TEKS PILIHAN:
..........

Mayoritas Orang Indonesia Memaksa Tetap Berkendara Saat Mengantuk
Sebanyak 79 persen orang pernah mengemudi saat mengantuk dan 39 persen di antaranya nyaris berujung kecelakaan fatal.
Oleh
STEPHANUS ARANDITIO
·3 menit baca
JAKARTA, KOMPAS — Kelalaian manusia menjadi salah satu faktor penyebab kecelakaan lalu lintas tertinggi di moda angkutan jalan, pelayaran, kereta api, ataupun penerbangan. Banyak kecelakaan terjadi karena kondisi pengemudi yang kurang fit hingga mengantuk, tetapi tetap memaksakan diri berkendara.
Riset pemodelan intensi dan perilaku mengemudi saat kondisi mengantuk yang dilakukan Rani Rahmadiyani dan Ari Widyanti dari Institut Teknologi Bandung (ITB) tahun 2023 mengungkapkan, 79 persen responden mereka setidaknya pernah mengalami satu kali pengalaman mengemudi dalam keadaan mengantuk. Sebanyak 32 persen di antaranya pernah nyaris mengalami kecelakaan fatal akibat mengemudi dalam keadaan mengantuk tersebut.
Korban jiwa terbanyak masih berusia produktif yang berpotensi mengakibatkan kemiskinan di masyarakat.
Penelitian dilakukan dengan menyebar kuesioner kepada 217 responden yang terdiri dari 115 laki-laki dan 112 perempuan dengan usia rata-rata 31 tahun. Mereka semua sudah memiliki surat izin mengemudi.
”Alasan paling umum terjadinya kantuk dalam berkendara adalah kurangnya kesadaran akan rasa kantuk (32 persen), keinginan untuk segera tiba di tempat tujuan (29 persen), dan kurangnya ketersediaan tempat istirahat yang layak sepanjang jalur perjalanan (15 persen),” tulis Rani dalam jurnalnya, dikutip dari Sciencedirect, Sabtu (9/3/2024).
Para responden yang mengaku nyaris mengalami kecelakaan fatal itu mengungkapkan bahwa mereka tidak sadar tertidur dalam sekejap (microsleep). Microsleep merupakan periode tidur singkat kurang dari 30 detik yang terjadi karena hanya sebagian kecil dari otak seseorang yang mampu menerima stimulasi akibat mengantuk.
Dokter spesialis saraf dari Universitas Indonesia, Winnugroho Wiratman, menjelaskan, microsleep bisa dialami oleh siapa saja yang kelelahan dan kurang tidur. Namun, orang dengan kualitas tidur buruk, penderita demensia, dan orang dengan cedera kepala dan lansia lebih rentan terhadap microsleep.

..........

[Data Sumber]
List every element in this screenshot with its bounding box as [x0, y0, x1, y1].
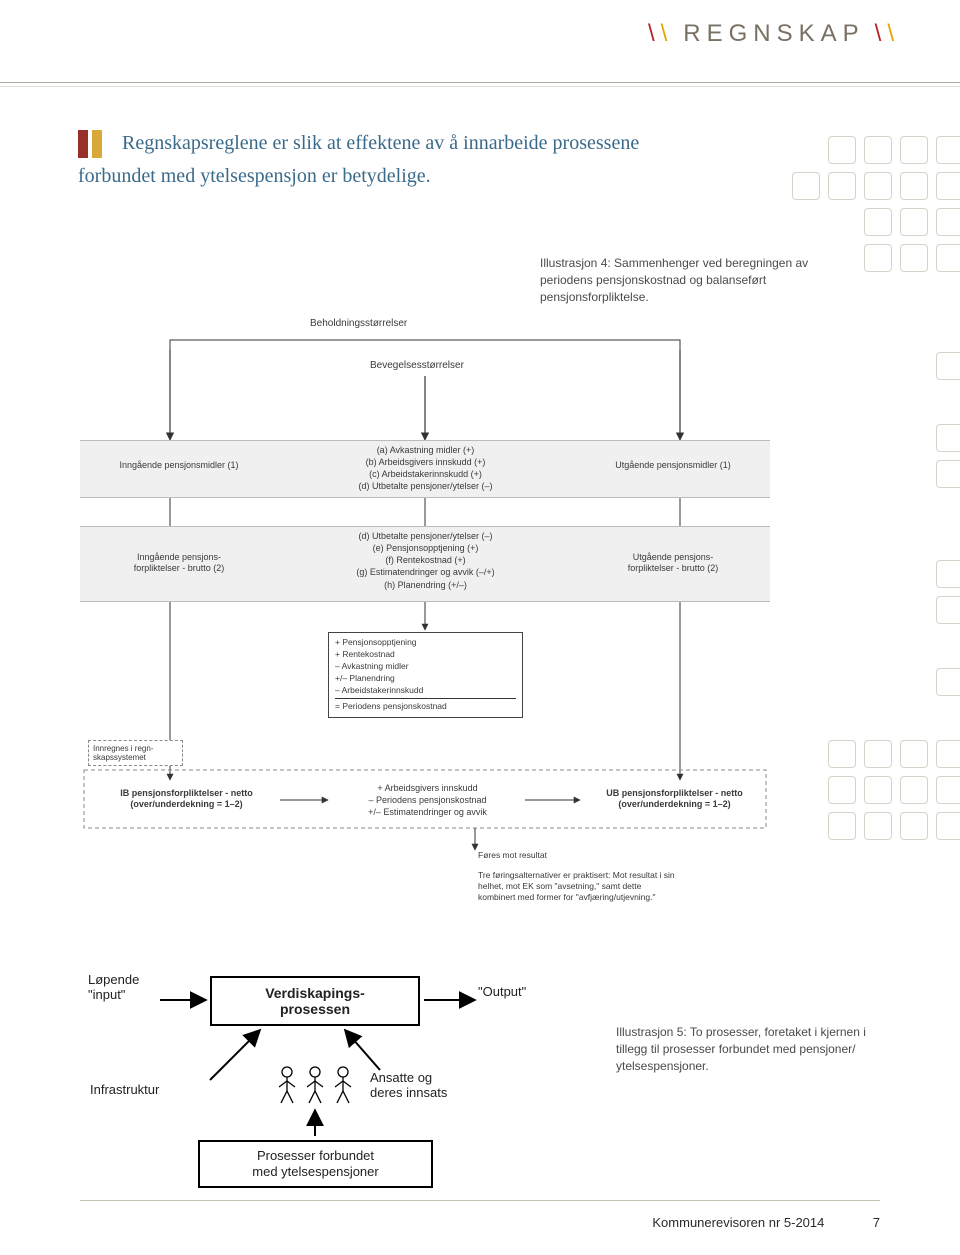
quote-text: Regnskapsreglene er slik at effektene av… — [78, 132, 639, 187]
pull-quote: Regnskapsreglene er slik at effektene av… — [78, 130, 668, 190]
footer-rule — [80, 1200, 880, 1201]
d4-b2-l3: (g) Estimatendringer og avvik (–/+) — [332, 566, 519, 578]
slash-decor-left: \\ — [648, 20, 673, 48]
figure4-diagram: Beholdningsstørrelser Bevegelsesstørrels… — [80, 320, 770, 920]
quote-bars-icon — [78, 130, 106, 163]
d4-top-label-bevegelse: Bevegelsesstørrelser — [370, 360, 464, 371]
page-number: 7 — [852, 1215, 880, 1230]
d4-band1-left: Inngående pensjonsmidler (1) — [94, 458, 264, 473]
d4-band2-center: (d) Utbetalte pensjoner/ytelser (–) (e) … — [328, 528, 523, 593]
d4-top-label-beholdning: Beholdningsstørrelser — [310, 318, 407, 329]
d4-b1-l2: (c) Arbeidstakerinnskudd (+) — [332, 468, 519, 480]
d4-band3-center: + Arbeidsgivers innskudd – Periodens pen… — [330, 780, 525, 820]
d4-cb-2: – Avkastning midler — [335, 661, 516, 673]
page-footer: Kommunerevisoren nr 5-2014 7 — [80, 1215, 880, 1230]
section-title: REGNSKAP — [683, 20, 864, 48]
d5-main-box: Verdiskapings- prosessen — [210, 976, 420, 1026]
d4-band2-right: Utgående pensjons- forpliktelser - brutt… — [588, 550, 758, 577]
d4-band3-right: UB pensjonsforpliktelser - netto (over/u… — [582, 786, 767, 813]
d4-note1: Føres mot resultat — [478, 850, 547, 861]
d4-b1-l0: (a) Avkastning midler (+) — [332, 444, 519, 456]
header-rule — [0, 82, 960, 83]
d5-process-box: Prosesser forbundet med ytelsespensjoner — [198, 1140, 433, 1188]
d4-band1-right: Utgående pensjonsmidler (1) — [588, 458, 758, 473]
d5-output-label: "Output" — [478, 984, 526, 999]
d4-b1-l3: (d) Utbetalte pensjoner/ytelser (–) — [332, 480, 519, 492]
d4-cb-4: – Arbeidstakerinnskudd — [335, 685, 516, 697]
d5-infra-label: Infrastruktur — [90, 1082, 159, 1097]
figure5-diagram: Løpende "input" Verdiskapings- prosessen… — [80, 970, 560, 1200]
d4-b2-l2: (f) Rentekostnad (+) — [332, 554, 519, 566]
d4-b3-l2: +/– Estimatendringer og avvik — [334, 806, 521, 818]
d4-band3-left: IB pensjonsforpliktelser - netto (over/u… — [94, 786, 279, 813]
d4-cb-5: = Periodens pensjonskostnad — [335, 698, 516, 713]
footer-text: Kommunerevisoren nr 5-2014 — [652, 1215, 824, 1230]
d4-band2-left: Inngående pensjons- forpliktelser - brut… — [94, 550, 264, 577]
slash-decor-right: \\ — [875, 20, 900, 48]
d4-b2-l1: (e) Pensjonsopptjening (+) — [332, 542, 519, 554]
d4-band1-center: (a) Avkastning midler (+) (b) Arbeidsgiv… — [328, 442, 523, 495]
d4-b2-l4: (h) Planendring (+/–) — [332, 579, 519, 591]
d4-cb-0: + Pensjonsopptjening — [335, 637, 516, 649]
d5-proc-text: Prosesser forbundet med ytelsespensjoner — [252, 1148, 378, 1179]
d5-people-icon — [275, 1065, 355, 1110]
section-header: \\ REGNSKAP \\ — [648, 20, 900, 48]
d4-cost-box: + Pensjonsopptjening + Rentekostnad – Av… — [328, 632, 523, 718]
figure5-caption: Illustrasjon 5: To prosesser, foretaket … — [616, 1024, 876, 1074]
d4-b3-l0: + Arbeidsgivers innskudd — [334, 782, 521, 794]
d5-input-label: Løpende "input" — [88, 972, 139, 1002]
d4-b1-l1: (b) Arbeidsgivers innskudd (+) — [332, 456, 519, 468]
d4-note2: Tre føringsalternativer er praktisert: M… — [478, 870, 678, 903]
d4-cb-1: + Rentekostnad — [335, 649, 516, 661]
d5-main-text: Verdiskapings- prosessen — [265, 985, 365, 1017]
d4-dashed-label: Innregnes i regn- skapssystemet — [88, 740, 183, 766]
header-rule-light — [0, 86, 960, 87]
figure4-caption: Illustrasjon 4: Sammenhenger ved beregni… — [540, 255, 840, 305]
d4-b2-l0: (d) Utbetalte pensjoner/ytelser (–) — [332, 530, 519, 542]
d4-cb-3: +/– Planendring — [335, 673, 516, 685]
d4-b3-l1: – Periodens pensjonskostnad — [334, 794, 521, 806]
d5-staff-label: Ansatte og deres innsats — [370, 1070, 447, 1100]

..........

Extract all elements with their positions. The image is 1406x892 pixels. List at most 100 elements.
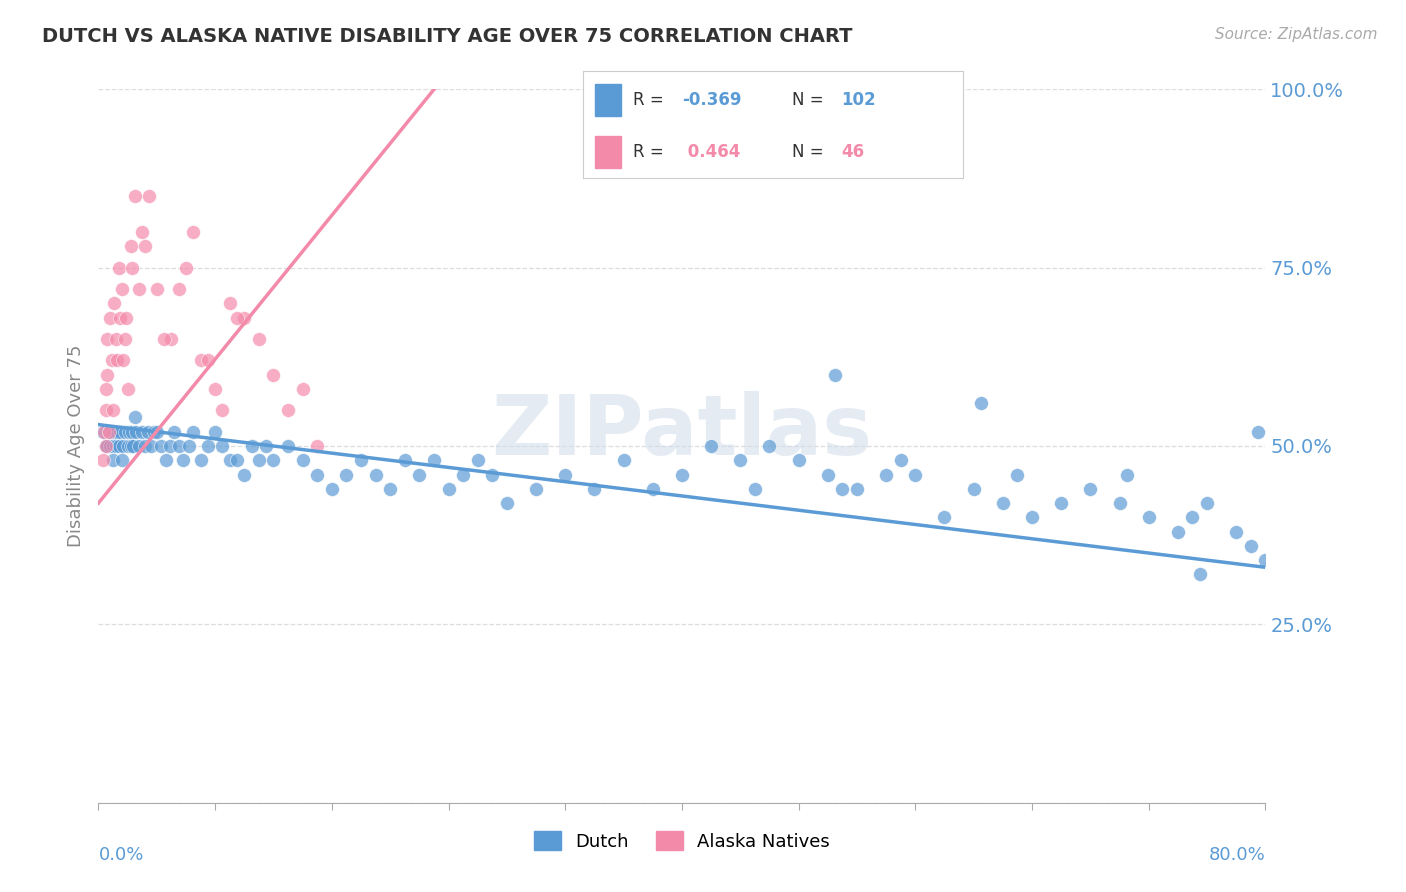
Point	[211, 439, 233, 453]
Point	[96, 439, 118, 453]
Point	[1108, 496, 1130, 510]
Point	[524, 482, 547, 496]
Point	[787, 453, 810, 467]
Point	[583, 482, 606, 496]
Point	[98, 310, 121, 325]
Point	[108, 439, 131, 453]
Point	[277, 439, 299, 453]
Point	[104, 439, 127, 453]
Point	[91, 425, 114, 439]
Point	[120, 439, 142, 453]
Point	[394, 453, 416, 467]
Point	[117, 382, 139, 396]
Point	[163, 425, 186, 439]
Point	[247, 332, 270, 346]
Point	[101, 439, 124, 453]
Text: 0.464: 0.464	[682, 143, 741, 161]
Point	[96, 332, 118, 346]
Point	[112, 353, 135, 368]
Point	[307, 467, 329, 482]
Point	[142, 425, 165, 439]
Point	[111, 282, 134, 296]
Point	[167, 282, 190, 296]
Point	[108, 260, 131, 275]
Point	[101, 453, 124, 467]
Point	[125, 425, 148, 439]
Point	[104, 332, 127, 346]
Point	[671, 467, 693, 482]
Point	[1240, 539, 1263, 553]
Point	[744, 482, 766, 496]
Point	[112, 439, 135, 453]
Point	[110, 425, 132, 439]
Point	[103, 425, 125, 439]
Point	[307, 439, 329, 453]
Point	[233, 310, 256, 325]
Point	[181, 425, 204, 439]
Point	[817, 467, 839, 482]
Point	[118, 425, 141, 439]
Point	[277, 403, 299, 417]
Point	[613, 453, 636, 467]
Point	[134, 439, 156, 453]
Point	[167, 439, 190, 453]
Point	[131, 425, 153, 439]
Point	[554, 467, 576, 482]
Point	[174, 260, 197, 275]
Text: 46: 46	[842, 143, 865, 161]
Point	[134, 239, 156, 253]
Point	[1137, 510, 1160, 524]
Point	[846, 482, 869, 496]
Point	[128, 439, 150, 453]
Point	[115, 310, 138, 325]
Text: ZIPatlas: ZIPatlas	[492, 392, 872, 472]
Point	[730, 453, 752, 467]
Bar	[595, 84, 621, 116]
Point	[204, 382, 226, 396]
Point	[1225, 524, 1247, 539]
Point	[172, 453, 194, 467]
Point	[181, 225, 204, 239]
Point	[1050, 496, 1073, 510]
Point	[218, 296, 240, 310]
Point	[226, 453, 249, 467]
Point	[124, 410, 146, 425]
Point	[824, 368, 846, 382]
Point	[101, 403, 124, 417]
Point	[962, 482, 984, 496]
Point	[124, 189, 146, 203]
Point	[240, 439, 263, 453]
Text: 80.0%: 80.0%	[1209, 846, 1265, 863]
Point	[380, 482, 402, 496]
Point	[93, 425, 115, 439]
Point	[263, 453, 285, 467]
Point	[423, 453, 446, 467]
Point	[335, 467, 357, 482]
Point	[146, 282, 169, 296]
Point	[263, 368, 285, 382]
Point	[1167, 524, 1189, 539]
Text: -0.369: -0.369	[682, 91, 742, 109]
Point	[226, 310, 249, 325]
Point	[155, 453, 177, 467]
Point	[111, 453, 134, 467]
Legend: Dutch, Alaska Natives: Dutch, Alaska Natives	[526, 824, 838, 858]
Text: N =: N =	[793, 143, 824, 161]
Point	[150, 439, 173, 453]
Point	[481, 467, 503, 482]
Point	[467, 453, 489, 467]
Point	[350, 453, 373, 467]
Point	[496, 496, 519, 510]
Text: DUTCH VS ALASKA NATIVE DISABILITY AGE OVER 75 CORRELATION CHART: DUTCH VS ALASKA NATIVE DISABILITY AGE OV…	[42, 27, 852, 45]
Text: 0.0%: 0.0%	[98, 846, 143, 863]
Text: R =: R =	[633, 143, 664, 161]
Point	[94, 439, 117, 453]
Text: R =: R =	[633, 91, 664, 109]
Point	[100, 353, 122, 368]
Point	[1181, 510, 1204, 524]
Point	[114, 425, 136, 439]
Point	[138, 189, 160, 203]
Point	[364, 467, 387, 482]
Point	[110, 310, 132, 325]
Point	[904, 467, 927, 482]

..........

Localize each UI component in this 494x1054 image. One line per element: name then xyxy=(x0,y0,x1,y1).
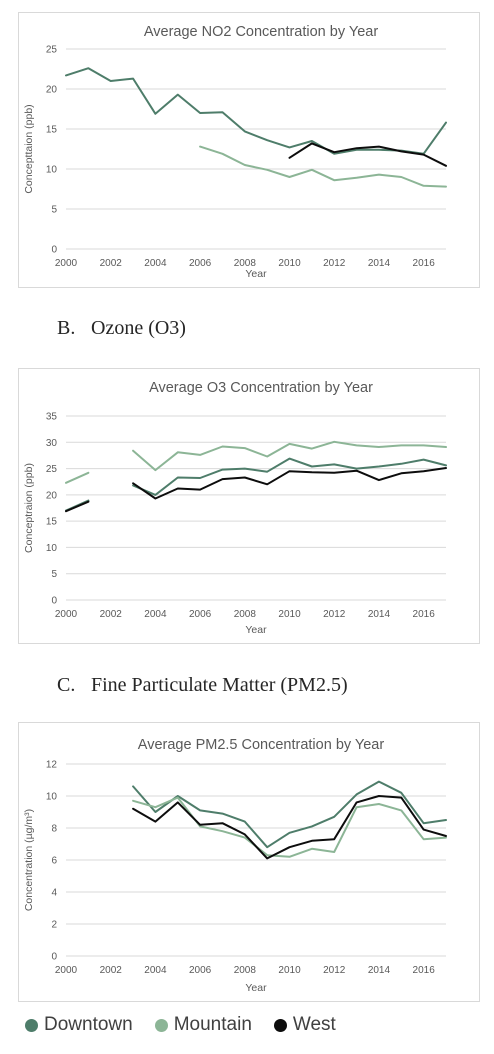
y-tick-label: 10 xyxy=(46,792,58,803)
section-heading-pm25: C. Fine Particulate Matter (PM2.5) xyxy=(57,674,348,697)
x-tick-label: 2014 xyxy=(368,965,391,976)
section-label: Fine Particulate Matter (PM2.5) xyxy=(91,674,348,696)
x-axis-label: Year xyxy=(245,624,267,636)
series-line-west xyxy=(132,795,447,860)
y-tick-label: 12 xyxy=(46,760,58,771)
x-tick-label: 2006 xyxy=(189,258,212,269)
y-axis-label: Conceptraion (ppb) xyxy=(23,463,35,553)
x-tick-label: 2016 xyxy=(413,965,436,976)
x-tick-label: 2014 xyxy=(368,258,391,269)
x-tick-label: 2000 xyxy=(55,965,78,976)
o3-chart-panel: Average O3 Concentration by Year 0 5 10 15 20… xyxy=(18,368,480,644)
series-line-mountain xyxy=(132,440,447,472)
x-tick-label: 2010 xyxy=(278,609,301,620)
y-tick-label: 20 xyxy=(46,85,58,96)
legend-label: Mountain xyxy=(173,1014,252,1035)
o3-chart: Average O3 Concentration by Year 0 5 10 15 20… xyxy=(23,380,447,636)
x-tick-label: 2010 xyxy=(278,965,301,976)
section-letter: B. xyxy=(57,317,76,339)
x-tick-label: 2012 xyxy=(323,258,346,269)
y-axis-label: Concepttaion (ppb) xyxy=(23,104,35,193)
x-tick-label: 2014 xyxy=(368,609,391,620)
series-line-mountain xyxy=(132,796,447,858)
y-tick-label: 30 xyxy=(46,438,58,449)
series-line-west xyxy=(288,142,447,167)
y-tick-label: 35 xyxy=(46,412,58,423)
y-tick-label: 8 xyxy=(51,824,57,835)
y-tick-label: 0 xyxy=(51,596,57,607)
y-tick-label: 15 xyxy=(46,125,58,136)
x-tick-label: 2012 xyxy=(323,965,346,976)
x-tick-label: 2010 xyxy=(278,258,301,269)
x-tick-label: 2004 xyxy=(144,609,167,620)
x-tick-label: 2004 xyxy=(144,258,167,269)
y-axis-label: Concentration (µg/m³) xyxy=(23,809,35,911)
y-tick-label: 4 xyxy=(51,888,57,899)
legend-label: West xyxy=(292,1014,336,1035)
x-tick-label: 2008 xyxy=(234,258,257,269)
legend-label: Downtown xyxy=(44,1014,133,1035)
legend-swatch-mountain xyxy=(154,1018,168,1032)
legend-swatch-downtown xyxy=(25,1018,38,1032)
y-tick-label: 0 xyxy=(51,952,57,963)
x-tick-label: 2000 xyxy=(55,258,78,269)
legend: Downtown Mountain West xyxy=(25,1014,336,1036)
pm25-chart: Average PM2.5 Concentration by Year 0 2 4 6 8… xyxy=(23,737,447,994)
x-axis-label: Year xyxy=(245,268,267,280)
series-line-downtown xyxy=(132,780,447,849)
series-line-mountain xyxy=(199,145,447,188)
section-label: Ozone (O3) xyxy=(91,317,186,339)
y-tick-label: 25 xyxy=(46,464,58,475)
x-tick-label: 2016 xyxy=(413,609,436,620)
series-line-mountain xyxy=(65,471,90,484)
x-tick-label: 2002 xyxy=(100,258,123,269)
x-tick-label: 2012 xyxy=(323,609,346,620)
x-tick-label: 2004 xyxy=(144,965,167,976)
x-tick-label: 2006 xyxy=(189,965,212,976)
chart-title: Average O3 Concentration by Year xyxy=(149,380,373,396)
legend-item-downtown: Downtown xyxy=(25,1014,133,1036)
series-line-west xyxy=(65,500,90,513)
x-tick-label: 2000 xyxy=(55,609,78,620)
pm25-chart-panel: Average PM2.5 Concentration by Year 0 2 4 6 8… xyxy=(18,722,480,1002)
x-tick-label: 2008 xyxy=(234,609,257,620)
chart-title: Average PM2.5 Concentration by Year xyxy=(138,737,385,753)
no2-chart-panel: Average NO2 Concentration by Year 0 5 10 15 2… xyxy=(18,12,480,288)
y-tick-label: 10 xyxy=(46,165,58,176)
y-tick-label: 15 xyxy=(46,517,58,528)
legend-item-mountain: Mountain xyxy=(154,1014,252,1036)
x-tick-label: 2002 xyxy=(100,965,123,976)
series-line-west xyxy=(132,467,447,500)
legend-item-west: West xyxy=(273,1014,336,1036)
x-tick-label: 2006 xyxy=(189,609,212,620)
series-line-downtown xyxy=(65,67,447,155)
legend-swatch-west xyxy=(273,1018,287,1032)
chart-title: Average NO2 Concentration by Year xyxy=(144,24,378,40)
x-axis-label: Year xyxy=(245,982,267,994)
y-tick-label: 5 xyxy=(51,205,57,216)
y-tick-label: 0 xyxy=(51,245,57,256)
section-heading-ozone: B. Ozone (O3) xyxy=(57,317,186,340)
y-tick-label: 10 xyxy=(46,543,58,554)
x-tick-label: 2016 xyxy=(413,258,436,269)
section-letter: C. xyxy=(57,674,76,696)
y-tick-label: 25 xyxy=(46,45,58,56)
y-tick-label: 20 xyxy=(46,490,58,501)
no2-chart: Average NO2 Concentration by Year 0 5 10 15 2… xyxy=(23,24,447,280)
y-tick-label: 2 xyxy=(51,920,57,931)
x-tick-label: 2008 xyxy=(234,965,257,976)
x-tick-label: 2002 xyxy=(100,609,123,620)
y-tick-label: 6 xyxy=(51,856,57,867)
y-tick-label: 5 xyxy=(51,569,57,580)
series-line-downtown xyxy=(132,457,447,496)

..........

PETUNJUK PENGERJAAN:
a: Bisakah Anda mengetik ulang bagian artikel tentang berkendara saat mengantuk, mulai dari kata-kata yang memuat "Penelitian dilakukan dengan" dan berhenti setelah "stimulasi akibat mengantuk."?
b: Bisakah Anda melanjutkan artikel tentang berkendara saat mengantuk, mulai setelah kalimat terakhirnya?

HASIL PER TUGAS:
a:
Penelitian dilakukan dengan menyebar kuesioner kepada 217 responden yang terdiri dari 115 laki-laki dan 112 perempuan dengan usia rata-rata 31 tahun. Mereka semua sudah memiliki surat izin mengemudi.
”Alasan paling umum terjadinya kantuk dalam berkendara adalah kurangnya kesadaran akan rasa kantuk (32 persen), keinginan untuk segera tiba di tempat tujuan (29 persen), dan kurangnya ketersediaan tempat istirahat yang layak sepanjang jalur perjalanan (15 persen),” tulis Rani dalam jurnalnya, dikutip dari Sciencedirect, Sabtu (9/3/2024).
Para responden yang mengaku nyaris mengalami kecelakaan fatal itu mengungkapkan bahwa mereka tidak sadar tertidur dalam sekejap (microsleep). Microsleep merupakan periode tidur singkat kurang dari 30 detik yang terjadi karena hanya sebagian kecil dari otak seseorang yang mampu menerima stimulasi akibat mengantuk.

b:
Tanda awal microsleep meliputi tatapan mata yang kosong, kepala yang menunduk tanpa kesadaran, tubuh yang tersentak, dan hilangnya ingatan tentang aktivitas 1–2 menit lalu. Adapun gejala microsleep, misalnya, adalah sering menguap, daya ingat kabur, sering berkedip, dan sulit membuka mata. Seseorang yang mengalami tanda ataupun gejala tersebut disarankan untuk menunda aktivitas dan agar tidur sejenak selama 15–20 menit.
”Tenang saja, microsleep bukanlah sebuah penyakit. Tidurlah sejenak, tidak perlu khawatir, dan bergegas ke apotek untuk membeli obat,” kata Winnugroho.
Berkendara dalam kondisi mengantuk meningkatkan risiko kecelakaan sebesar 4-6 kali dibandingkan dalam keadaan waspada. Rasa kantuk mempunyai efek negatif yang memperlambat reaksi, hilangnya konsentrasi, dan mengambil keputusan yang buruk.
Penelitian dari ITB selaras dengan data Korps Lalu Lintas (Korlantas) Polri yang menunjukkan, ada 152.008 kasus kecelakaan sepanjang 2023 yang mengakibatkan 27.896 korban jiwa. Penyebab kecelakaan di jalan terbanyak disebabkan faktor manusia, yakni 61 persen.
Mulai dari mengantuk, melebihi batas kecepatan, ceroboh saat berbelok diikuti ceroboh dalam hal aturan lajur, ceroboh saat menyalip, melampaui batas kecepatan, melakukan aktivitas lain, mengabaikan hak jalur pejalan kaki, dan gagal memberi isyarat.
Korban jiwa terbanyak masih berusia produktif, antara lain berusia 15-19 tahun sebanyak 24 persen, 20-24 tahun (20 persen), dan 25-29 tahun (11 persen). Ini berpotensi mengakibatkan kemiskinan di masyarakat semakin meningkat karena tulang punggung keluarga meninggal dunia.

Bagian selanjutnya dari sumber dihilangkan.